Work out how many lines hold the string "Dissolved". Give that number and nothing more.

_____

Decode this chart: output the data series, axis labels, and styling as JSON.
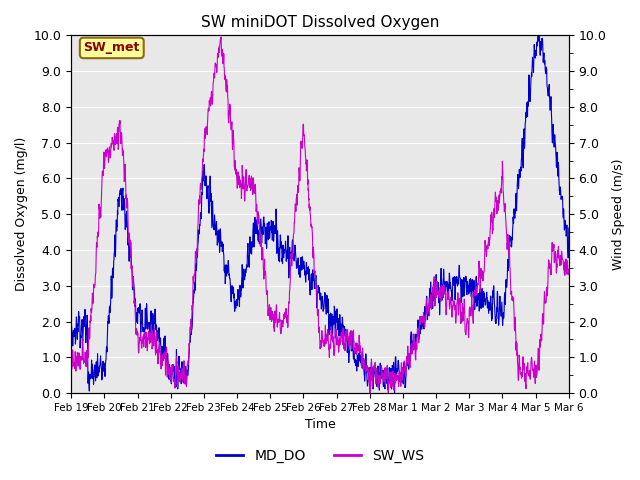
{
  "title": "SW miniDOT Dissolved Oxygen",
  "xlabel": "Time",
  "ylabel_left": "Dissolved Oxygen (mg/l)",
  "ylabel_right": "Wind Speed (m/s)",
  "ylim": [
    0.0,
    10.0
  ],
  "yticks": [
    0.0,
    1.0,
    2.0,
    3.0,
    4.0,
    5.0,
    6.0,
    7.0,
    8.0,
    9.0,
    10.0
  ],
  "xtick_labels": [
    "Feb 19",
    "Feb 20",
    "Feb 21",
    "Feb 22",
    "Feb 23",
    "Feb 24",
    "Feb 25",
    "Feb 26",
    "Feb 27",
    "Feb 28",
    "Mar 1",
    "Mar 2",
    "Mar 3",
    "Mar 4",
    "Mar 5",
    "Mar 6"
  ],
  "bg_color": "#e8e8e8",
  "fig_color": "#ffffff",
  "line_MD_DO_color": "#0000cc",
  "line_SW_WS_color": "#cc00cc",
  "legend_labels": [
    "MD_DO",
    "SW_WS"
  ],
  "annotation_text": "SW_met",
  "annotation_bg": "#ffff99",
  "annotation_fg": "#8b0000",
  "annotation_border": "#8b6914",
  "n_points": 2000,
  "n_days": 15
}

_____

◆ **IN RESPONSE**: 2